Written instruction: Repeat exactly each line of the data provided below.

Data to use:
[START]
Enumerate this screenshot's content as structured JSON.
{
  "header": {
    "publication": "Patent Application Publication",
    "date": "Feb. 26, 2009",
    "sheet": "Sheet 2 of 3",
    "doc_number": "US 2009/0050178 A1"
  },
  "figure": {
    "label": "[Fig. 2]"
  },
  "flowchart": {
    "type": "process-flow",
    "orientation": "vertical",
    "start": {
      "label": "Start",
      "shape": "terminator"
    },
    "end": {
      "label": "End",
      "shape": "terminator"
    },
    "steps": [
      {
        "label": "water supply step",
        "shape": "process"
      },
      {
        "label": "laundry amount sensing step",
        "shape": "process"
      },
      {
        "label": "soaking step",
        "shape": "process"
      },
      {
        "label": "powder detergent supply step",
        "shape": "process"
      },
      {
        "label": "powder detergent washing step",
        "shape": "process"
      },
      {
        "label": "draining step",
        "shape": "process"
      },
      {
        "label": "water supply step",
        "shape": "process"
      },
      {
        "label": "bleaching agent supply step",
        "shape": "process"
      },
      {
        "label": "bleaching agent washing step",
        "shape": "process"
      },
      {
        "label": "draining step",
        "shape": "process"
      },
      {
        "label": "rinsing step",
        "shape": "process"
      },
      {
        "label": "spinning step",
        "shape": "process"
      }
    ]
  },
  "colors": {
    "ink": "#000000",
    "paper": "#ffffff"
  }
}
[END]
Task result:
Enumerate this screenshot's content as structured JSON.
{
  "header": {
    "publication": "Patent Application Publication",
    "date": "Feb. 26, 2009",
    "sheet": "Sheet 2 of 3",
    "doc_number": "US 2009/0050178 A1"
  },
  "figure": {
    "label": "[Fig. 2]"
  },
  "flowchart": {
    "type": "process-flow",
    "orientation": "vertical",
    "start": {
      "label": "Start",
      "shape": "terminator"
    },
    "end": {
      "label": "End",
      "shape": "terminator"
    },
    "steps": [
      {
        "label": "water supply step",
        "shape": "process"
      },
      {
        "label": "laundry amount sensing step",
        "shape": "process"
      },
      {
        "label": "soaking step",
        "shape": "process"
      },
      {
        "label": "powder detergent supply step",
        "shape": "process"
      },
      {
        "label": "powder detergent washing step",
        "shape": "process"
      },
      {
        "label": "draining step",
        "shape": "process"
      },
      {
        "label": "water supply step",
        "shape": "process"
      },
      {
        "label": "bleaching agent supply step",
        "shape": "process"
      },
      {
        "label": "bleaching agent washing step",
        "shape": "process"
      },
      {
        "label": "draining step",
        "shape": "process"
      },
      {
        "label": "rinsing step",
        "shape": "process"
      },
      {
        "label": "spinning step",
        "shape": "process"
      }
    ]
  },
  "colors": {
    "ink": "#000000",
    "paper": "#ffffff"
  }
}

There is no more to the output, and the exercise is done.